WHAT YOU SHOULD DO →
Repeat the full listing below verbatim and keep the images out.

DATASET CONTENT →

____

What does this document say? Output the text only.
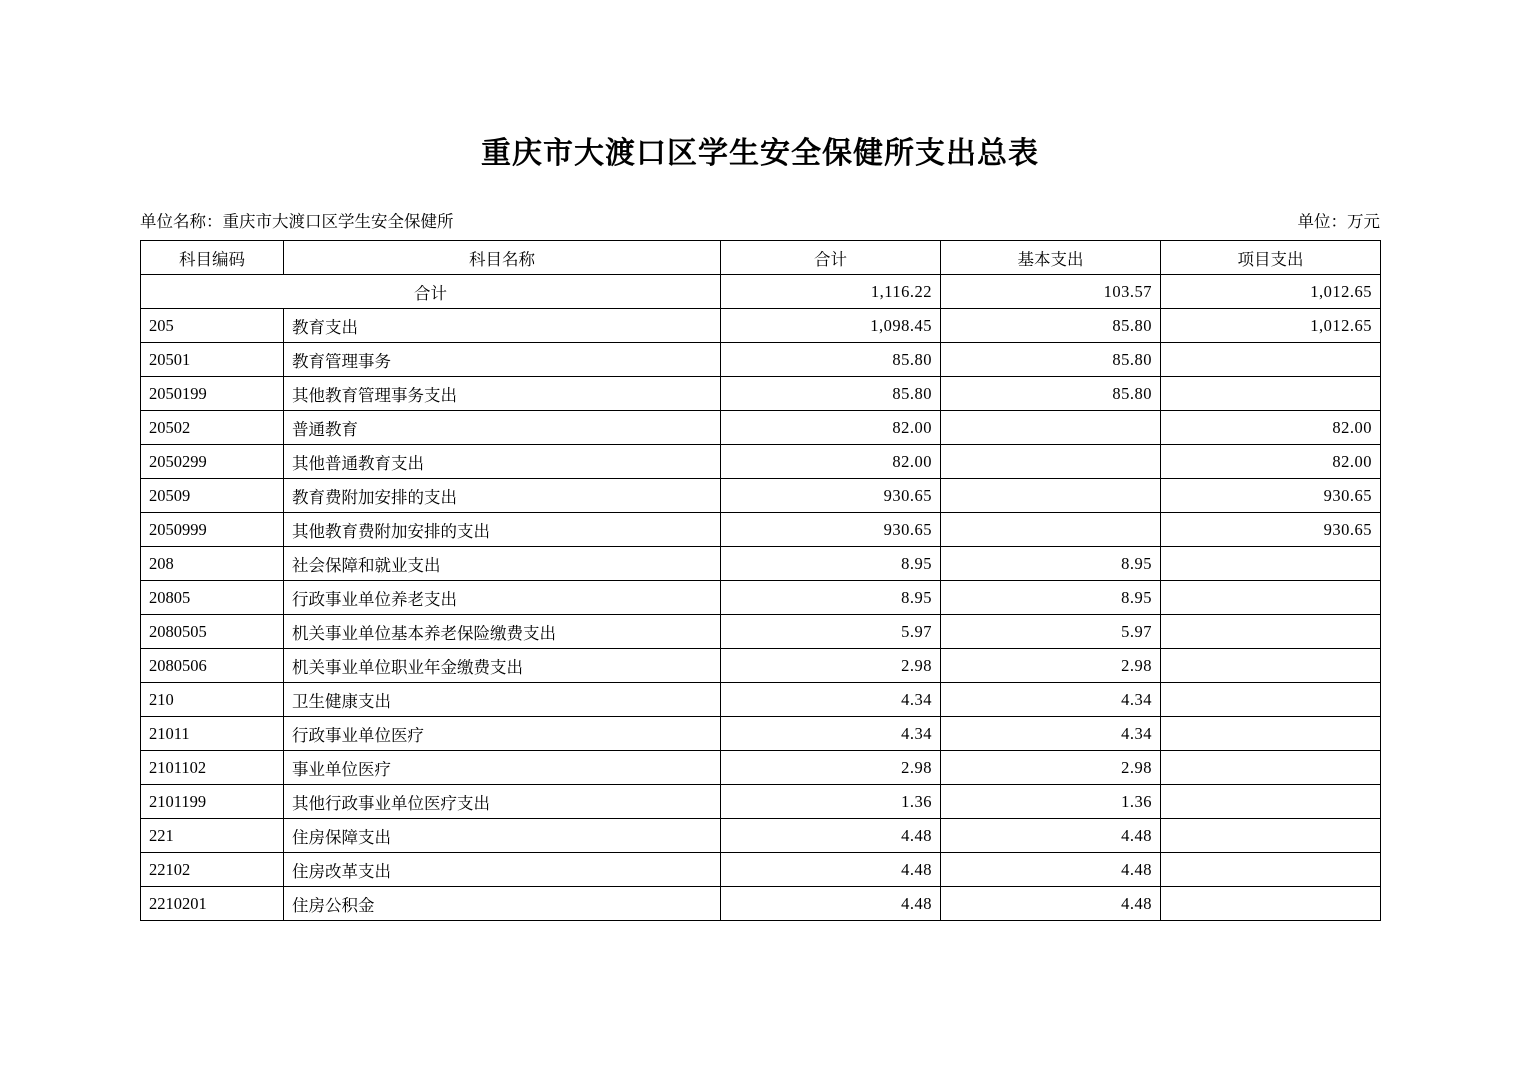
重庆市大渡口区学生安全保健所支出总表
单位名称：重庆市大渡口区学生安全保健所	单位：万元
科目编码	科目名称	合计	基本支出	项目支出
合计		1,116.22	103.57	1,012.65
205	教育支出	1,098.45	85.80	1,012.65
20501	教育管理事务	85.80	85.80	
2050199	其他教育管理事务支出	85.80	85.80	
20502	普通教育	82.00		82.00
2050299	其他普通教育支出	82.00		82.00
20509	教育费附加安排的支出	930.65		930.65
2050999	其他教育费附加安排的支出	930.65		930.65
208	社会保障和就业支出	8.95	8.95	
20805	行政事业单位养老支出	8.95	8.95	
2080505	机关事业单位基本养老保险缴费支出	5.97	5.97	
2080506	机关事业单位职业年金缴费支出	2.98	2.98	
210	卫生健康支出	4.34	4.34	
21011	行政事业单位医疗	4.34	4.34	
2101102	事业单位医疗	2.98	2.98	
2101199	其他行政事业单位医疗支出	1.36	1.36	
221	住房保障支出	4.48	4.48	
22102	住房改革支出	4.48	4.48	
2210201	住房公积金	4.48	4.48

____

RIGHT ANSWER →
What does this document say? Output the text only.
重庆市大渡口区学生安全保健所支出总表
单位名称：重庆市大渡口区学生安全保健所	单位：万元
科目编码	科目名称	合计	基本支出	项目支出
合计		1,116.22	103.57	1,012.65
205	教育支出	1,098.45	85.80	1,012.65
20501	教育管理事务	85.80	85.80	
2050199	其他教育管理事务支出	85.80	85.80	
20502	普通教育	82.00		82.00
2050299	其他普通教育支出	82.00		82.00
20509	教育费附加安排的支出	930.65		930.65
2050999	其他教育费附加安排的支出	930.65		930.65
208	社会保障和就业支出	8.95	8.95	
20805	行政事业单位养老支出	8.95	8.95	
2080505	机关事业单位基本养老保险缴费支出	5.97	5.97	
2080506	机关事业单位职业年金缴费支出	2.98	2.98	
210	卫生健康支出	4.34	4.34	
21011	行政事业单位医疗	4.34	4.34	
2101102	事业单位医疗	2.98	2.98	
2101199	其他行政事业单位医疗支出	1.36	1.36	
221	住房保障支出	4.48	4.48	
22102	住房改革支出	4.48	4.48	
2210201	住房公积金	4.48	4.48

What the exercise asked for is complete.